Request:
Please repeat all of the lines that follow, exactly as written.

Data supplied:
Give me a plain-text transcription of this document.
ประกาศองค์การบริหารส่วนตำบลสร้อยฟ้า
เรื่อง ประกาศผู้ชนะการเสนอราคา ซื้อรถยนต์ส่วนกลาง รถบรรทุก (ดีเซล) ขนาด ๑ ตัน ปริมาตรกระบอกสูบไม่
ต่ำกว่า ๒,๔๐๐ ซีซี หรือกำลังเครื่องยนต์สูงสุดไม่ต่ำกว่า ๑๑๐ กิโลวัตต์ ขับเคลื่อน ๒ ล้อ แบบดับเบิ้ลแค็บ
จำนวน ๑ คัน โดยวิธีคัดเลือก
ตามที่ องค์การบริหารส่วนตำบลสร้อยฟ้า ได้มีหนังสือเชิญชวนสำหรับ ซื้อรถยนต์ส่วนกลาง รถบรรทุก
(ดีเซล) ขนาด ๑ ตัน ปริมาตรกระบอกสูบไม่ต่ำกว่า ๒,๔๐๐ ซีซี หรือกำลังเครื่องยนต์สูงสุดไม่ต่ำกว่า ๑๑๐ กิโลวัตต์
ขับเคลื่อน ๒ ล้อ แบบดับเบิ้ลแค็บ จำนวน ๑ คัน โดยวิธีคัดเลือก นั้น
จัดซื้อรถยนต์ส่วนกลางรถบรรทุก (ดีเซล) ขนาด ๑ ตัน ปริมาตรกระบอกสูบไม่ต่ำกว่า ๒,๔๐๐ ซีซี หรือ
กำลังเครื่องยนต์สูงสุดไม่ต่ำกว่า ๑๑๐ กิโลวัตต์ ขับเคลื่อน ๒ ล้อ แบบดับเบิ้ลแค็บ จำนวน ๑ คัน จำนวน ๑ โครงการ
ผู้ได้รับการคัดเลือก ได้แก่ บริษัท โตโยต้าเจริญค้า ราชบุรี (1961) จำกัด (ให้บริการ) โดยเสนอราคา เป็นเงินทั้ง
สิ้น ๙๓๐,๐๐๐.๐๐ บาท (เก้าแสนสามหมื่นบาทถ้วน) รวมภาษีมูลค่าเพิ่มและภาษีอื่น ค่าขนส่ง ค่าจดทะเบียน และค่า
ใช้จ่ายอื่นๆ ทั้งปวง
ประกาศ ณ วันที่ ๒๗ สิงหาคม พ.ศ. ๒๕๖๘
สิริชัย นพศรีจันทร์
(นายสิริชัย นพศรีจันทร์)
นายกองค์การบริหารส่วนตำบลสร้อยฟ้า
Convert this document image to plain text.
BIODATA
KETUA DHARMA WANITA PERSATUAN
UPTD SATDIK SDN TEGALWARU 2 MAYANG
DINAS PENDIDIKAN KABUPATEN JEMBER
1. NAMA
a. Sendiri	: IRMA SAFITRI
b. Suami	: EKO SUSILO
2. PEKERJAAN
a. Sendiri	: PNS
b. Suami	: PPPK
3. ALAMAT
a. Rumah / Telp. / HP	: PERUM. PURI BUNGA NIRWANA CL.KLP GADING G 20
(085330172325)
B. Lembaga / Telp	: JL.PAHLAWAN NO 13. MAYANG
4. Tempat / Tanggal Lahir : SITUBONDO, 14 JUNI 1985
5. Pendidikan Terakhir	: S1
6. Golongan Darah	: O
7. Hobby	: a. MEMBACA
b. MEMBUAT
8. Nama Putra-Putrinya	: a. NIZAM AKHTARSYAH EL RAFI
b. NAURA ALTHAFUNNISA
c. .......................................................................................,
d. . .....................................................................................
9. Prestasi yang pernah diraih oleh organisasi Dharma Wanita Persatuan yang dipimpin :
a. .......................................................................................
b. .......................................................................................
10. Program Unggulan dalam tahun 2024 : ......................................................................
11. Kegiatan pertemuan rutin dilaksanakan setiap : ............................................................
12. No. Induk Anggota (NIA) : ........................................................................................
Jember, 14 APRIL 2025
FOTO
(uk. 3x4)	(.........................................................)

Response to the exercise:
Give me a plain-text transcription of this document.
ประกาศองค์การบริหารส่วนตำบลสร้อยฟ้า
เรื่อง ประกาศผู้ชนะการเสนอราคา ซื้อรถยนต์ส่วนกลาง รถบรรทุก (ดีเซล) ขนาด ๑ ตัน ปริมาตรกระบอกสูบไม่
ต่ำกว่า ๒,๔๐๐ ซีซี หรือกำลังเครื่องยนต์สูงสุดไม่ต่ำกว่า ๑๑๐ กิโลวัตต์ ขับเคลื่อน ๒ ล้อ แบบดับเบิ้ลแค็บ
จำนวน ๑ คัน โดยวิธีคัดเลือก
ตามที่ องค์การบริหารส่วนตำบลสร้อยฟ้า ได้มีหนังสือเชิญชวนสำหรับ ซื้อรถยนต์ส่วนกลาง รถบรรทุก
(ดีเซล) ขนาด ๑ ตัน ปริมาตรกระบอกสูบไม่ต่ำกว่า ๒,๔๐๐ ซีซี หรือกำลังเครื่องยนต์สูงสุดไม่ต่ำกว่า ๑๑๐ กิโลวัตต์
ขับเคลื่อน ๒ ล้อ แบบดับเบิ้ลแค็บ จำนวน ๑ คัน โดยวิธีคัดเลือก นั้น
จัดซื้อรถยนต์ส่วนกลางรถบรรทุก (ดีเซล) ขนาด ๑ ตัน ปริมาตรกระบอกสูบไม่ต่ำกว่า ๒,๔๐๐ ซีซี หรือ
กำลังเครื่องยนต์สูงสุดไม่ต่ำกว่า ๑๑๐ กิโลวัตต์ ขับเคลื่อน ๒ ล้อ แบบดับเบิ้ลแค็บ จำนวน ๑ คัน จำนวน ๑ โครงการ
ผู้ได้รับการคัดเลือก ได้แก่ บริษัท โตโยต้าเจริญค้า ราชบุรี (1961) จำกัด (ให้บริการ) โดยเสนอราคา เป็นเงินทั้ง
สิ้น ๙๓๐,๐๐๐.๐๐ บาท (เก้าแสนสามหมื่นบาทถ้วน) รวมภาษีมูลค่าเพิ่มและภาษีอื่น ค่าขนส่ง ค่าจดทะเบียน และค่า
ใช้จ่ายอื่นๆ ทั้งปวง
ประกาศ ณ วันที่ ๒๗ สิงหาคม พ.ศ. ๒๕๖๘
สิริชัย นพศรีจันทร์
(นายสิริชัย นพศรีจันทร์)
นายกองค์การบริหารส่วนตำบลสร้อยฟ้า
Convert this document image to plain text.
BIODATA
KETUA DHARMA WANITA PERSATUAN
UPTD SATDIK SDN TEGALWARU 2 MAYANG
DINAS PENDIDIKAN KABUPATEN JEMBER
1. NAMA
a. Sendiri	: IRMA SAFITRI
b. Suami	: EKO SUSILO
2. PEKERJAAN
a. Sendiri	: PNS
b. Suami	: PPPK
3. ALAMAT
a. Rumah / Telp. / HP	: PERUM. PURI BUNGA NIRWANA CL.KLP GADING G 20
(085330172325)
B. Lembaga / Telp	: JL.PAHLAWAN NO 13. MAYANG
4. Tempat / Tanggal Lahir : SITUBONDO, 14 JUNI 1985
5. Pendidikan Terakhir	: S1
6. Golongan Darah	: O
7. Hobby	: a. MEMBACA
b. MEMBUAT
8. Nama Putra-Putrinya	: a. NIZAM AKHTARSYAH EL RAFI
b. NAURA ALTHAFUNNISA
c. .......................................................................................,
d. . .....................................................................................
9. Prestasi yang pernah diraih oleh organisasi Dharma Wanita Persatuan yang dipimpin :
a. .......................................................................................
b. .......................................................................................
10. Program Unggulan dalam tahun 2024 : ......................................................................
11. Kegiatan pertemuan rutin dilaksanakan setiap : ............................................................
12. No. Induk Anggota (NIA) : ........................................................................................
Jember, 14 APRIL 2025
FOTO
(uk. 3x4)	(.........................................................)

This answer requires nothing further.